* BEGIN *
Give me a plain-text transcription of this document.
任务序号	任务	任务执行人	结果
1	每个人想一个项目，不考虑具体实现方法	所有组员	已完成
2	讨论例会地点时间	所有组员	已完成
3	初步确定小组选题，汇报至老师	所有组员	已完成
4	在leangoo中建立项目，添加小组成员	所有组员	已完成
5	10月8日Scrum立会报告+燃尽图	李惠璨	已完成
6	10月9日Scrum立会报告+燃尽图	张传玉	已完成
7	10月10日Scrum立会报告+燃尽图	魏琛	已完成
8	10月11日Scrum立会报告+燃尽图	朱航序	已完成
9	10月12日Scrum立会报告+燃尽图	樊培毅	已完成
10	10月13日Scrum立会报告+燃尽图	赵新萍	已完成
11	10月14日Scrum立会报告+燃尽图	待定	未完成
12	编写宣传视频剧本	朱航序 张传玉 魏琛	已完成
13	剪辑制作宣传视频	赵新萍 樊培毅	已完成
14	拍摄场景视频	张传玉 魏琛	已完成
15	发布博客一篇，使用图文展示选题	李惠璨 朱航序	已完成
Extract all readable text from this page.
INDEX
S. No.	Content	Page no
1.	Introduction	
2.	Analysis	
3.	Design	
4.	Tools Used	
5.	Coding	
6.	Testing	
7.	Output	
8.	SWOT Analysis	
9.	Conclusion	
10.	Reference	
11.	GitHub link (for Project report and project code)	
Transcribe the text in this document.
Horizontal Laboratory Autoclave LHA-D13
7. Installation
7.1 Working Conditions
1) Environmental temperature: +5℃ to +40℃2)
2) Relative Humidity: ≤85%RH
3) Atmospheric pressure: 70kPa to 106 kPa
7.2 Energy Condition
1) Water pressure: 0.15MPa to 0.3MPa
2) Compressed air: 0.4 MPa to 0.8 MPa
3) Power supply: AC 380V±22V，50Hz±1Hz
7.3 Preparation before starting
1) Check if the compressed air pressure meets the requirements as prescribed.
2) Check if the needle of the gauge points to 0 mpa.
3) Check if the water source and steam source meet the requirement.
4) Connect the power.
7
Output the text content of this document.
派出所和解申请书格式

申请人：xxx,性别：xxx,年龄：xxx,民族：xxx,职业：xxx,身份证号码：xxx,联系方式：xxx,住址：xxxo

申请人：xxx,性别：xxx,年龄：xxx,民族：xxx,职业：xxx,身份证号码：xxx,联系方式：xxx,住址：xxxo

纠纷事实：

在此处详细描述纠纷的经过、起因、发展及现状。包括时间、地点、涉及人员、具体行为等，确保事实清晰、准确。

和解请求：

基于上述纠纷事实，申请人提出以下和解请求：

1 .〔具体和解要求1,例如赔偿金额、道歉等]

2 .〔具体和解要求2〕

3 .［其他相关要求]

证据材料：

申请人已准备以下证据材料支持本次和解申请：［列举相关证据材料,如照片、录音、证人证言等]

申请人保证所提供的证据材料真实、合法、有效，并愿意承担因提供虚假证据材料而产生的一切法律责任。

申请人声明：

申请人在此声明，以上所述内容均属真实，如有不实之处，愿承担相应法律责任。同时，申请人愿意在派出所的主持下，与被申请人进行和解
* END *
Task to carry out: Above are the records; copy all of them exactly.

Solution for this problem:
Give me a plain-text transcription of this document.
任务序号	任务	任务执行人	结果
1	每个人想一个项目，不考虑具体实现方法	所有组员	已完成
2	讨论例会地点时间	所有组员	已完成
3	初步确定小组选题，汇报至老师	所有组员	已完成
4	在leangoo中建立项目，添加小组成员	所有组员	已完成
5	10月8日Scrum立会报告+燃尽图	李惠璨	已完成
6	10月9日Scrum立会报告+燃尽图	张传玉	已完成
7	10月10日Scrum立会报告+燃尽图	魏琛	已完成
8	10月11日Scrum立会报告+燃尽图	朱航序	已完成
9	10月12日Scrum立会报告+燃尽图	樊培毅	已完成
10	10月13日Scrum立会报告+燃尽图	赵新萍	已完成
11	10月14日Scrum立会报告+燃尽图	待定	未完成
12	编写宣传视频剧本	朱航序 张传玉 魏琛	已完成
13	剪辑制作宣传视频	赵新萍 樊培毅	已完成
14	拍摄场景视频	张传玉 魏琛	已完成
15	发布博客一篇，使用图文展示选题	李惠璨 朱航序	已完成
Extract all readable text from this page.
INDEX
S. No.	Content	Page no
1.	Introduction	
2.	Analysis	
3.	Design	
4.	Tools Used	
5.	Coding	
6.	Testing	
7.	Output	
8.	SWOT Analysis	
9.	Conclusion	
10.	Reference	
11.	GitHub link (for Project report and project code)	
Transcribe the text in this document.
Horizontal Laboratory Autoclave LHA-D13
7. Installation
7.1 Working Conditions
1) Environmental temperature: +5℃ to +40℃2)
2) Relative Humidity: ≤85%RH
3) Atmospheric pressure: 70kPa to 106 kPa
7.2 Energy Condition
1) Water pressure: 0.15MPa to 0.3MPa
2) Compressed air: 0.4 MPa to 0.8 MPa
3) Power supply: AC 380V±22V，50Hz±1Hz
7.3 Preparation before starting
1) Check if the compressed air pressure meets the requirements as prescribed.
2) Check if the needle of the gauge points to 0 mpa.
3) Check if the water source and steam source meet the requirement.
4) Connect the power.
7
Output the text content of this document.
派出所和解申请书格式

申请人：xxx,性别：xxx,年龄：xxx,民族：xxx,职业：xxx,身份证号码：xxx,联系方式：xxx,住址：xxxo

申请人：xxx,性别：xxx,年龄：xxx,民族：xxx,职业：xxx,身份证号码：xxx,联系方式：xxx,住址：xxxo

纠纷事实：

在此处详细描述纠纷的经过、起因、发展及现状。包括时间、地点、涉及人员、具体行为等，确保事实清晰、准确。

和解请求：

基于上述纠纷事实，申请人提出以下和解请求：

1 .〔具体和解要求1,例如赔偿金额、道歉等]

2 .〔具体和解要求2〕

3 .［其他相关要求]

证据材料：

申请人已准备以下证据材料支持本次和解申请：［列举相关证据材料,如照片、录音、证人证言等]

申请人保证所提供的证据材料真实、合法、有效，并愿意承担因提供虚假证据材料而产生的一切法律责任。

申请人声明：

申请人在此声明，以上所述内容均属真实，如有不实之处，愿承担相应法律责任。同时，申请人愿意在派出所的主持下，与被申请人进行和解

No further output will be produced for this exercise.